__Information shown__:
>>>>>

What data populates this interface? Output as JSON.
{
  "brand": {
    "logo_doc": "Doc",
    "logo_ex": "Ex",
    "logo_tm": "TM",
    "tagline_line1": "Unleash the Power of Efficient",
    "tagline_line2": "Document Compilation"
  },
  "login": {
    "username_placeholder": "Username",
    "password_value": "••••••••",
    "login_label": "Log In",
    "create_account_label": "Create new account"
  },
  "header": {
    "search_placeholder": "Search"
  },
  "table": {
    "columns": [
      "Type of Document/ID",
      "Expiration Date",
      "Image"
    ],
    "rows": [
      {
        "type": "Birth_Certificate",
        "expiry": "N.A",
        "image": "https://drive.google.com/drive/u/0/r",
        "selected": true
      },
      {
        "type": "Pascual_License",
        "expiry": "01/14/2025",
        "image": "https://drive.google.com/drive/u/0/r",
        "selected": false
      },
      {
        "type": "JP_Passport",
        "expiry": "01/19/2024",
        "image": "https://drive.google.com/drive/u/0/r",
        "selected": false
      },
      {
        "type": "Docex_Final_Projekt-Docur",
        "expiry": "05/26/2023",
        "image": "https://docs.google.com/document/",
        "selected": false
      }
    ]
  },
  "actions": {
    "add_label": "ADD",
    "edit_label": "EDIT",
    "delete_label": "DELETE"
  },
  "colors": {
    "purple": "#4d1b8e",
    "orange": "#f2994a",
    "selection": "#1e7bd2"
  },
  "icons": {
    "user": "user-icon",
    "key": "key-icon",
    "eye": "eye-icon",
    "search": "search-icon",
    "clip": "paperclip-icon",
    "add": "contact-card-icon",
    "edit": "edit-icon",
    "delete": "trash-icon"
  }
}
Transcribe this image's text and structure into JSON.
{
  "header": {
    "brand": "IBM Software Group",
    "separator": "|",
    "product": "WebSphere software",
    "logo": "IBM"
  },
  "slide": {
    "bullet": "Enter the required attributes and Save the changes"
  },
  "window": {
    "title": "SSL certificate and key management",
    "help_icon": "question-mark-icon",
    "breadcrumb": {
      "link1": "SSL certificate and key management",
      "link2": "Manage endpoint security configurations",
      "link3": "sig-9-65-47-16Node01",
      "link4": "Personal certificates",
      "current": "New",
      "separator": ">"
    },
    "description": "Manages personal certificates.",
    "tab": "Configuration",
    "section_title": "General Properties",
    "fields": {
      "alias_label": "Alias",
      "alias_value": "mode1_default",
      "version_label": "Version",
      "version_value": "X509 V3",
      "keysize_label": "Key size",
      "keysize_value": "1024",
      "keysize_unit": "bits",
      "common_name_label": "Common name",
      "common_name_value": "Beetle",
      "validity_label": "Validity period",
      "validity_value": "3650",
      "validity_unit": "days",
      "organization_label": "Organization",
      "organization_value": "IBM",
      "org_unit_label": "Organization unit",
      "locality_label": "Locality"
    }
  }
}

<<<<<

__What you will do__:
Extract the listing in its entirety, matching it exactly.

__The output__:
What data populates this interface? Output as JSON.
{
  "brand": {
    "logo_doc": "Doc",
    "logo_ex": "Ex",
    "logo_tm": "TM",
    "tagline_line1": "Unleash the Power of Efficient",
    "tagline_line2": "Document Compilation"
  },
  "login": {
    "username_placeholder": "Username",
    "password_value": "••••••••",
    "login_label": "Log In",
    "create_account_label": "Create new account"
  },
  "header": {
    "search_placeholder": "Search"
  },
  "table": {
    "columns": [
      "Type of Document/ID",
      "Expiration Date",
      "Image"
    ],
    "rows": [
      {
        "type": "Birth_Certificate",
        "expiry": "N.A",
        "image": "https://drive.google.com/drive/u/0/r",
        "selected": true
      },
      {
        "type": "Pascual_License",
        "expiry": "01/14/2025",
        "image": "https://drive.google.com/drive/u/0/r",
        "selected": false
      },
      {
        "type": "JP_Passport",
        "expiry": "01/19/2024",
        "image": "https://drive.google.com/drive/u/0/r",
        "selected": false
      },
      {
        "type": "Docex_Final_Projekt-Docur",
        "expiry": "05/26/2023",
        "image": "https://docs.google.com/document/",
        "selected": false
      }
    ]
  },
  "actions": {
    "add_label": "ADD",
    "edit_label": "EDIT",
    "delete_label": "DELETE"
  },
  "colors": {
    "purple": "#4d1b8e",
    "orange": "#f2994a",
    "selection": "#1e7bd2"
  },
  "icons": {
    "user": "user-icon",
    "key": "key-icon",
    "eye": "eye-icon",
    "search": "search-icon",
    "clip": "paperclip-icon",
    "add": "contact-card-icon",
    "edit": "edit-icon",
    "delete": "trash-icon"
  }
}
Transcribe this image's text and structure into JSON.
{
  "header": {
    "brand": "IBM Software Group",
    "separator": "|",
    "product": "WebSphere software",
    "logo": "IBM"
  },
  "slide": {
    "bullet": "Enter the required attributes and Save the changes"
  },
  "window": {
    "title": "SSL certificate and key management",
    "help_icon": "question-mark-icon",
    "breadcrumb": {
      "link1": "SSL certificate and key management",
      "link2": "Manage endpoint security configurations",
      "link3": "sig-9-65-47-16Node01",
      "link4": "Personal certificates",
      "current": "New",
      "separator": ">"
    },
    "description": "Manages personal certificates.",
    "tab": "Configuration",
    "section_title": "General Properties",
    "fields": {
      "alias_label": "Alias",
      "alias_value": "mode1_default",
      "version_label": "Version",
      "version_value": "X509 V3",
      "keysize_label": "Key size",
      "keysize_value": "1024",
      "keysize_unit": "bits",
      "common_name_label": "Common name",
      "common_name_value": "Beetle",
      "validity_label": "Validity period",
      "validity_value": "3650",
      "validity_unit": "days",
      "organization_label": "Organization",
      "organization_value": "IBM",
      "org_unit_label": "Organization unit",
      "locality_label": "Locality"
    }
  }
}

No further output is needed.